*Problem statement*: Copy the stretch of the piece on GarageBand for the iPad from "Why Apple’s iPad" through "device of choice.".

Why Apple’s iPad with GarageBand will be my creation device of choice for music and songwriting
I get that GarageBand has the best UI of any iPad app ever built. Laid back music? Sure. It’d just never be music creation device of choice.
I disagree with this, not because there will suddenly be loads of bands using iPad GarageBand to create a new album (there will be one or two, purely for the gimmick, hoping to propel themselves into the day’s news), but because your ‘device of choice’ depends on your circumstances and way of working.
I’ve been writing and recording music since the 1990s, using the Project Noise moniker for well over a decade. I have a new, comically delayed album in the works, for which I’ve mostly used GarageBand to record and produce. (Despite what some people might think, GarageBand is a powerful piece of software, akin to Logic Express Lite, and it’s great if you avoid loops and concentrate on recorded audio and MIDI.) However, GarageBand is on my work Mac, which is inevitably used for work purposes. Distractions are many, and while I’ve spent something like two years tinkering with my new album, I haven’t written much new material on the Mac in that time.

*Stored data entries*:
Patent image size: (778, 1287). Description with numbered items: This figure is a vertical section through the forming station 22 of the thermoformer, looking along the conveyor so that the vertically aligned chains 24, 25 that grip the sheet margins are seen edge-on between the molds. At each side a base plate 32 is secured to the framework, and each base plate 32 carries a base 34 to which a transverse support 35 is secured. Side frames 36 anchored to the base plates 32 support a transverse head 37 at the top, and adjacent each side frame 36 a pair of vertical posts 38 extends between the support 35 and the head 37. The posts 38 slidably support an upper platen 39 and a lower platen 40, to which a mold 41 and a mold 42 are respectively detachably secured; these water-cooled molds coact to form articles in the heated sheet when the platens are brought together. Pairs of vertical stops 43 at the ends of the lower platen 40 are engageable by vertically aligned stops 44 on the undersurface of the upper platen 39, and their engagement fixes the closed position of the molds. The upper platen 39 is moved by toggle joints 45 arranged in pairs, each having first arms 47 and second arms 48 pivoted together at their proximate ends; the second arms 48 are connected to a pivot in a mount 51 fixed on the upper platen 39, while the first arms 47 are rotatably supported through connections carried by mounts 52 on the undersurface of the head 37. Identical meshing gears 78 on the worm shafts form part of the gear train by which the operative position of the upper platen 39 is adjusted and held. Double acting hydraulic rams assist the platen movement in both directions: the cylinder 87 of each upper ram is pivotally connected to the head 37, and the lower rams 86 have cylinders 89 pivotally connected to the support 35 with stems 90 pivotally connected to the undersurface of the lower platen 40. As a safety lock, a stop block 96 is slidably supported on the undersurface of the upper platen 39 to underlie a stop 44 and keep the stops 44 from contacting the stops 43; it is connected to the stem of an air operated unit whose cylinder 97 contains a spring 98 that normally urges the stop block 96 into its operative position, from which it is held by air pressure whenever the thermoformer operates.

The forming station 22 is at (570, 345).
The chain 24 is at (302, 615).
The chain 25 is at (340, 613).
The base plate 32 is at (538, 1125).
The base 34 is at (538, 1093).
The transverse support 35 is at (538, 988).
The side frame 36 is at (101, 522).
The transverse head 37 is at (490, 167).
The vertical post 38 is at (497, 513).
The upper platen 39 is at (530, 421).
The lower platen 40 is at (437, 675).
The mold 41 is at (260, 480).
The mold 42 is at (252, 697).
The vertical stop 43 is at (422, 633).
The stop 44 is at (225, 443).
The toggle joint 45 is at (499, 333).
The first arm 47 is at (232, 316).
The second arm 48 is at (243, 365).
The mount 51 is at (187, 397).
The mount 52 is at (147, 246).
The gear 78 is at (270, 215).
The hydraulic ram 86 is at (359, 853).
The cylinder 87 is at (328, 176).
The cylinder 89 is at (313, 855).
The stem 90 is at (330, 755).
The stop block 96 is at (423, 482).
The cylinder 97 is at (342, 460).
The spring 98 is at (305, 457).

*Output of the task*:
Why Apple’s iPad with GarageBand will be my creation device of choice for music and songwriting
I get that GarageBand has the best UI of any iPad app ever built. Laid back music? Sure. It’d just never be music creation device of choice.